### To do
Transcribe the material exactly. Images do not belong in the copy.

### Source records
=====

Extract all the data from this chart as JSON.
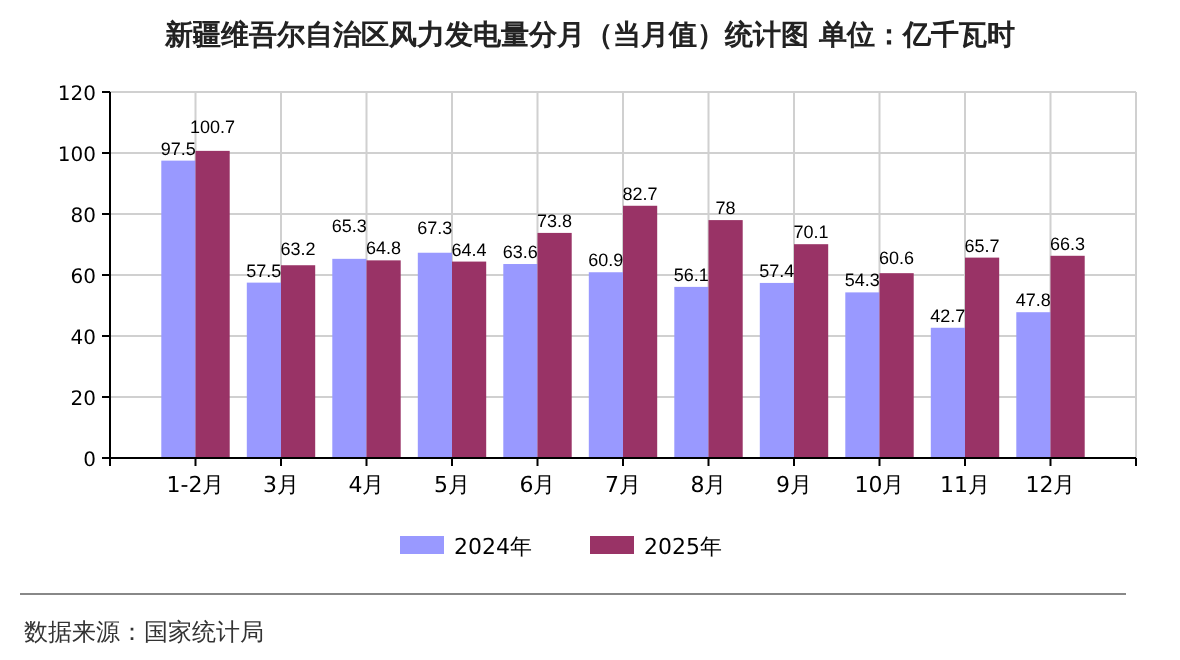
{
  "chart_data": {
    "type": "bar",
    "title": "新疆维吾尔自治区风力发电量分月（当月值）统计图 单位：亿千瓦时",
    "categories": [
      "1-2月",
      "3月",
      "4月",
      "5月",
      "6月",
      "7月",
      "8月",
      "9月",
      "10月",
      "11月",
      "12月"
    ],
    "series": [
      {
        "name": "2024年",
        "color": "#9999ff",
        "values": [
          97.5,
          57.5,
          65.3,
          67.3,
          63.6,
          60.9,
          56.1,
          57.4,
          54.3,
          42.7,
          47.8
        ]
      },
      {
        "name": "2025年",
        "color": "#993366",
        "values": [
          100.7,
          63.2,
          64.8,
          64.4,
          73.8,
          82.7,
          78,
          70.1,
          60.6,
          65.7,
          66.3
        ]
      }
    ],
    "ylim": [
      0,
      120
    ],
    "yticks": [
      0,
      20,
      40,
      60,
      80,
      100,
      120
    ],
    "grid": true,
    "legend": "bottom",
    "data_labels": true,
    "annotations": [
      "数据来源：国家统计局"
    ]
  }
}
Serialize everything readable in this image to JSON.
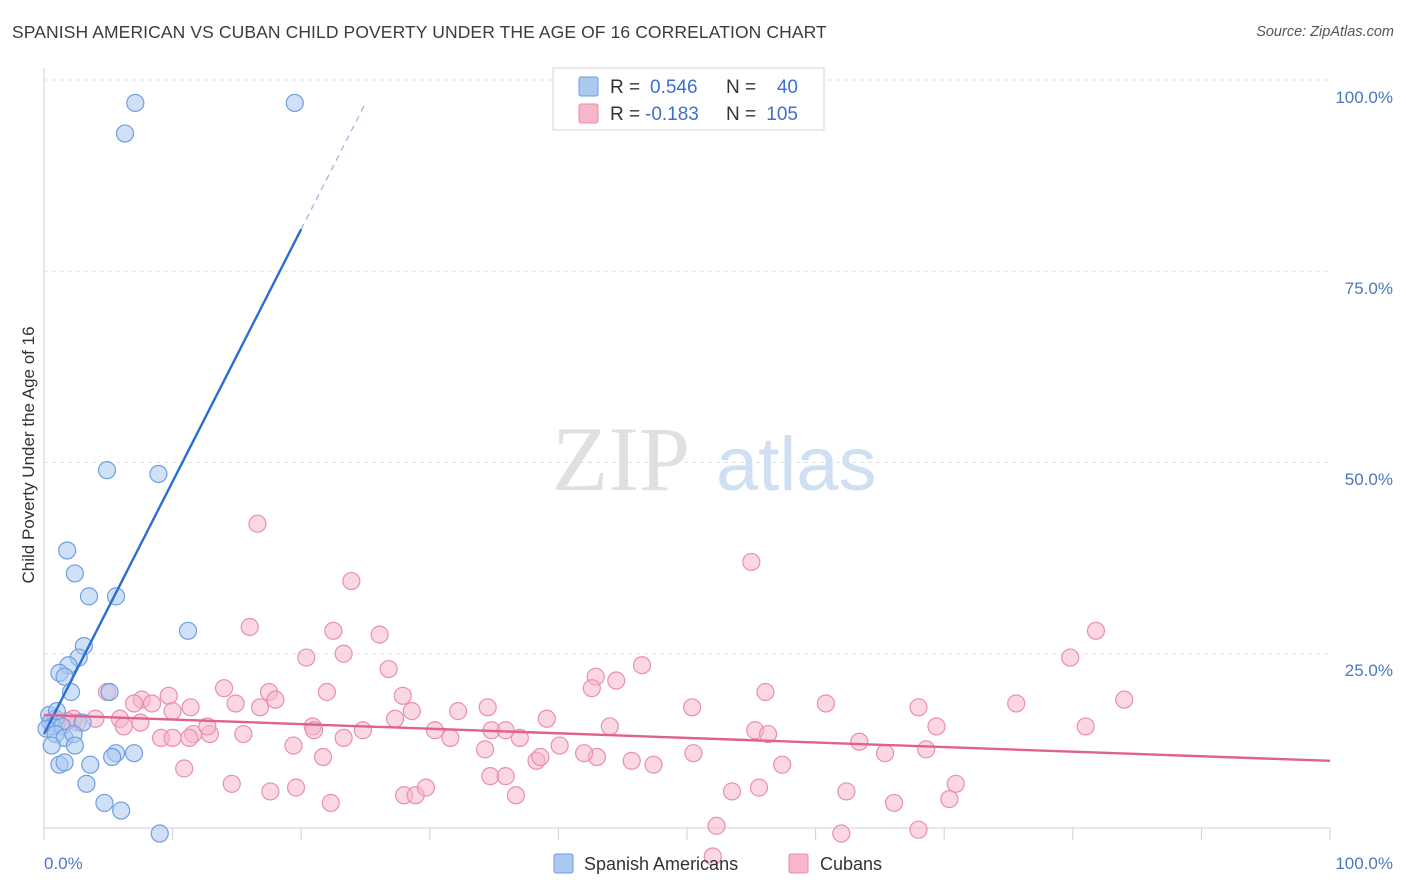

=====

### Written reply
Extract all the data from this chart as JSON.
{
  "chart_data": {
    "type": "bar",
    "title": "新疆维吾尔自治区风力发电量分月（当月值）统计图 单位：亿千瓦时",
    "categories": [
      "1-2月",
      "3月",
      "4月",
      "5月",
      "6月",
      "7月",
      "8月",
      "9月",
      "10月",
      "11月",
      "12月"
    ],
    "series": [
      {
        "name": "2024年",
        "color": "#9999ff",
        "values": [
          97.5,
          57.5,
          65.3,
          67.3,
          63.6,
          60.9,
          56.1,
          57.4,
          54.3,
          42.7,
          47.8
        ]
      },
      {
        "name": "2025年",
        "color": "#993366",
        "values": [
          100.7,
          63.2,
          64.8,
          64.4,
          73.8,
          82.7,
          78,
          70.1,
          60.6,
          65.7,
          66.3
        ]
      }
    ],
    "ylim": [
      0,
      120
    ],
    "yticks": [
      0,
      20,
      40,
      60,
      80,
      100,
      120
    ],
    "grid": true,
    "legend": "bottom",
    "data_labels": true,
    "annotations": [
      "数据来源：国家统计局"
    ]
  }
}
Serialize everything readable in this image to JSON.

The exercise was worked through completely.